Write every line out verbatim and omit the pictures.

--- START Information given ---

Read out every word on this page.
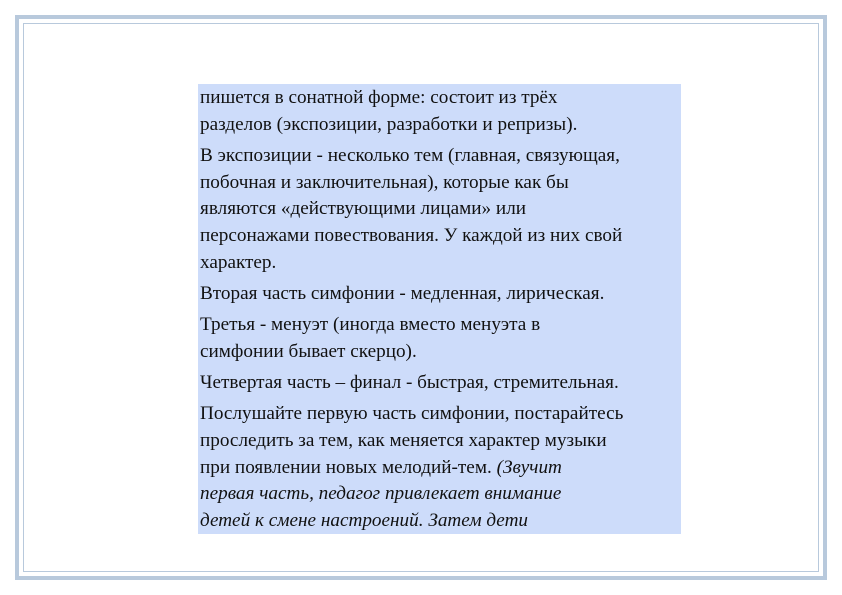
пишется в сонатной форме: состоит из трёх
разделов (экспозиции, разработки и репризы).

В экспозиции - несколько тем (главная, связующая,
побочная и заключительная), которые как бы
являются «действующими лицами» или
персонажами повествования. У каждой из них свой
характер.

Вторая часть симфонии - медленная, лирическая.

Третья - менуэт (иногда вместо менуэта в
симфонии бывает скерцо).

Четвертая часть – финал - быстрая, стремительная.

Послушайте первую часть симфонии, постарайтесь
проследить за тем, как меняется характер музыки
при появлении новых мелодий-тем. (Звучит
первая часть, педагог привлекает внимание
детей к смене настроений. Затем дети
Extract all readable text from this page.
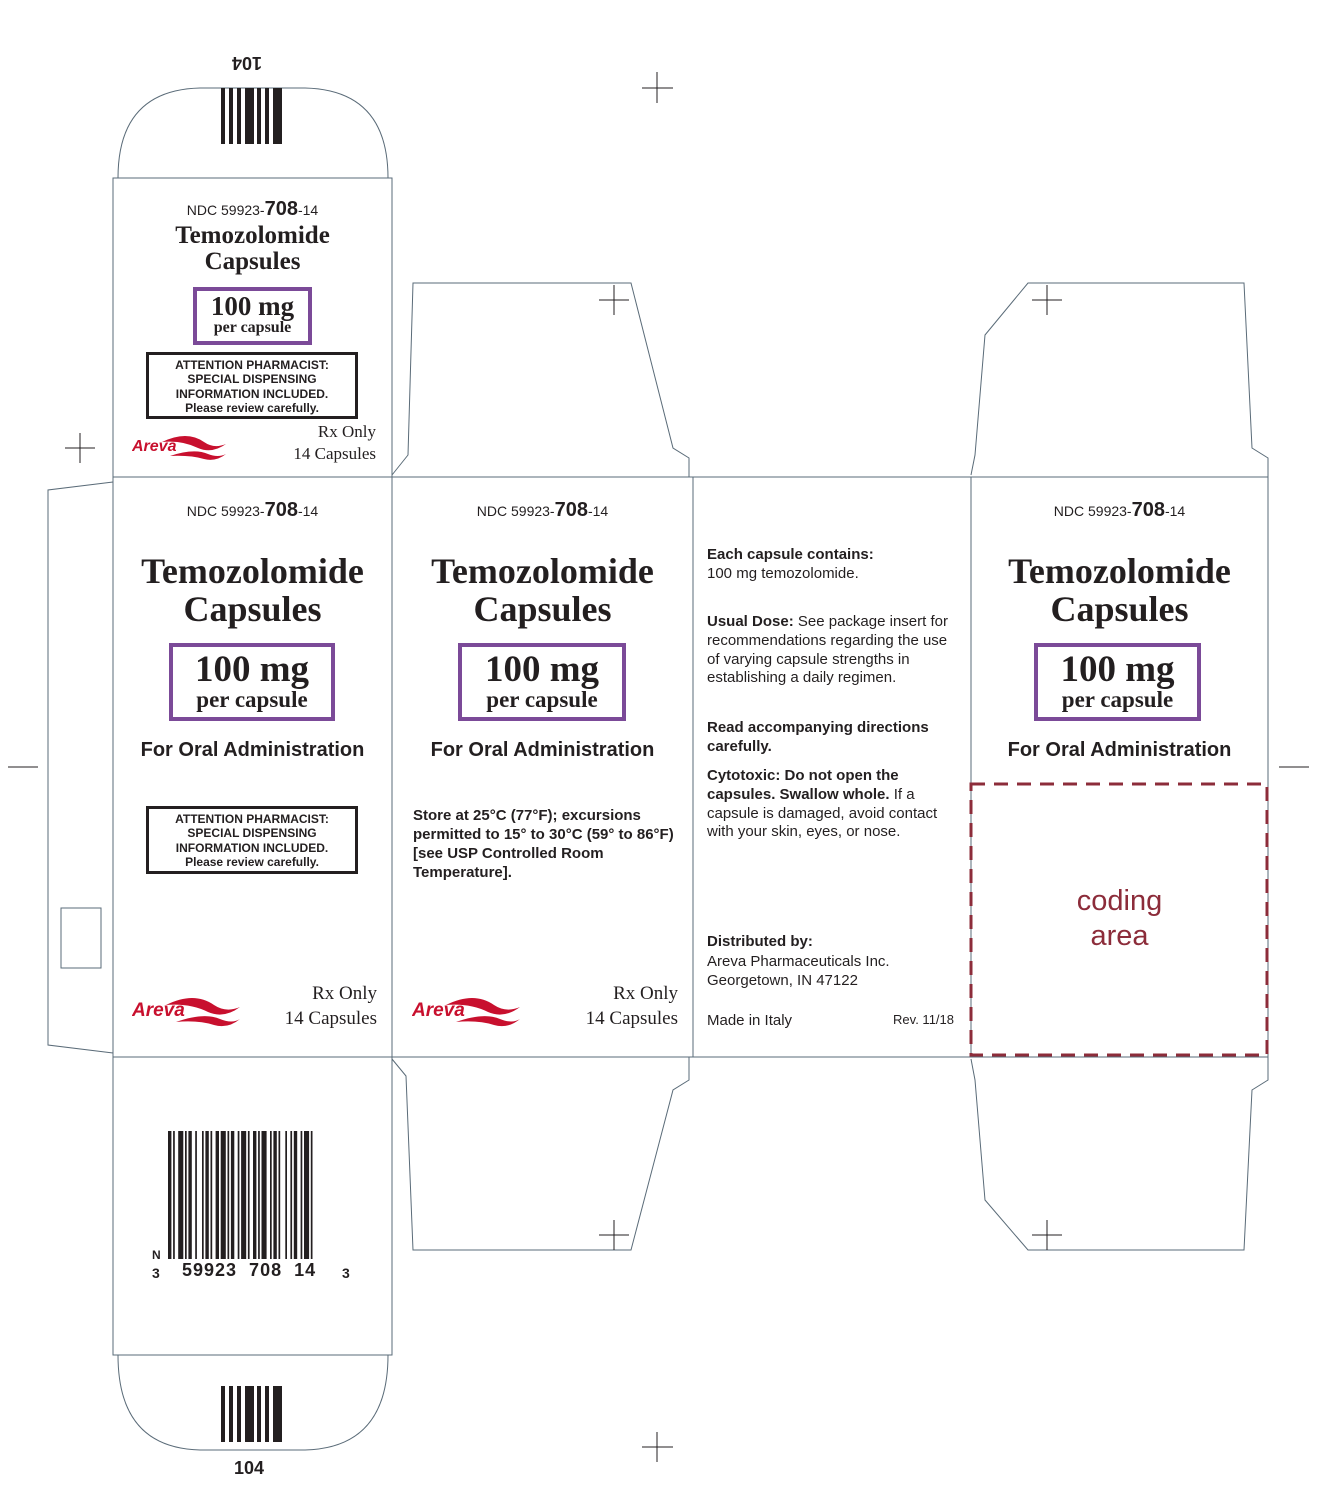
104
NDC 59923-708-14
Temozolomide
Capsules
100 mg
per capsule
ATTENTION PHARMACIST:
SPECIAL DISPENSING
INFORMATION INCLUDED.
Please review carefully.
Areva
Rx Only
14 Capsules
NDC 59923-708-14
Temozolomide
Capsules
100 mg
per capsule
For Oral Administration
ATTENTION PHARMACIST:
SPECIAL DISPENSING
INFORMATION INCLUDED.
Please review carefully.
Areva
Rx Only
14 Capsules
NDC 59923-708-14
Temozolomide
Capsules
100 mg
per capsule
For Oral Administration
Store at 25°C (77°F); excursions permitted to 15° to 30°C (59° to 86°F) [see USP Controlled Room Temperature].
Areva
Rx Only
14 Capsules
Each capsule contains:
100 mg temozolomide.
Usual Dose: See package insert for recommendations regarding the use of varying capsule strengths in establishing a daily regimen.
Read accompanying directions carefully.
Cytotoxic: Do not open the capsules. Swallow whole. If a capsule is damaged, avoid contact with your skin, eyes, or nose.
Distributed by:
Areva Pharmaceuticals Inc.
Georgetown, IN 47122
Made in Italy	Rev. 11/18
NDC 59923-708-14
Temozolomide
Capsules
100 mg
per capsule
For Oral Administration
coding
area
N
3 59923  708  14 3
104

--- END Information given ---

■ Solution to the problem:
Read out every word on this page.
пишется в сонатной форме: состоит из трёх
разделов (экспозиции, разработки и репризы).

В экспозиции - несколько тем (главная, связующая,
побочная и заключительная), которые как бы
являются «действующими лицами» или
персонажами повествования. У каждой из них свой
характер.

Вторая часть симфонии - медленная, лирическая.

Третья - менуэт (иногда вместо менуэта в
симфонии бывает скерцо).

Четвертая часть – финал - быстрая, стремительная.

Послушайте первую часть симфонии, постарайтесь
проследить за тем, как меняется характер музыки
при появлении новых мелодий-тем. (Звучит
первая часть, педагог привлекает внимание
детей к смене настроений. Затем дети
Extract all readable text from this page.
104
NDC 59923-708-14
Temozolomide
Capsules
100 mg
per capsule
ATTENTION PHARMACIST:
SPECIAL DISPENSING
INFORMATION INCLUDED.
Please review carefully.
Areva
Rx Only
14 Capsules
NDC 59923-708-14
Temozolomide
Capsules
100 mg
per capsule
For Oral Administration
ATTENTION PHARMACIST:
SPECIAL DISPENSING
INFORMATION INCLUDED.
Please review carefully.
Areva
Rx Only
14 Capsules
NDC 59923-708-14
Temozolomide
Capsules
100 mg
per capsule
For Oral Administration
Store at 25°C (77°F); excursions permitted to 15° to 30°C (59° to 86°F) [see USP Controlled Room Temperature].
Areva
Rx Only
14 Capsules
Each capsule contains:
100 mg temozolomide.
Usual Dose: See package insert for recommendations regarding the use of varying capsule strengths in establishing a daily regimen.
Read accompanying directions carefully.
Cytotoxic: Do not open the capsules. Swallow whole. If a capsule is damaged, avoid contact with your skin, eyes, or nose.
Distributed by:
Areva Pharmaceuticals Inc.
Georgetown, IN 47122
Made in Italy	Rev. 11/18
NDC 59923-708-14
Temozolomide
Capsules
100 mg
per capsule
For Oral Administration
coding
area
N
3 59923  708  14 3
104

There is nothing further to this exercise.